> [Challenge]: Copy each line below that includes "принимаем".

> [Extracted entries]:
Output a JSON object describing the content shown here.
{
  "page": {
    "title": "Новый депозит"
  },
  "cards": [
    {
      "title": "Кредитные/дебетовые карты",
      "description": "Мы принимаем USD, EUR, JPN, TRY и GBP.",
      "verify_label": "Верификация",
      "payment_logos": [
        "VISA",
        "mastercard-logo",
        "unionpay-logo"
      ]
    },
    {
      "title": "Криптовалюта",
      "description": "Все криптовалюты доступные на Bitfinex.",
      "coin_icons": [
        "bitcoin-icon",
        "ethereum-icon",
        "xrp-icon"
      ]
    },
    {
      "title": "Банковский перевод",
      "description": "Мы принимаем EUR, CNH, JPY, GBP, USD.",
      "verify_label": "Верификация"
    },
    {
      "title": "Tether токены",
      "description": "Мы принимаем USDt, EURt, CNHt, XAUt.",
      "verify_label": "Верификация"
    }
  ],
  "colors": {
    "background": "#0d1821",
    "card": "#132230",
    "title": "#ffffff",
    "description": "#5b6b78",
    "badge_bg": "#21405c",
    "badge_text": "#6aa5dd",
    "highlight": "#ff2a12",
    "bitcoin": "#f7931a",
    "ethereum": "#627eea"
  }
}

> [The answer]:
      "description": "Мы принимаем USD, EUR, JPN, TRY и GBP.",
      "description": "Мы принимаем EUR, CNH, JPY, GBP, USD.",
      "description": "Мы принимаем USDt, EURt, CNHt, XAUt.",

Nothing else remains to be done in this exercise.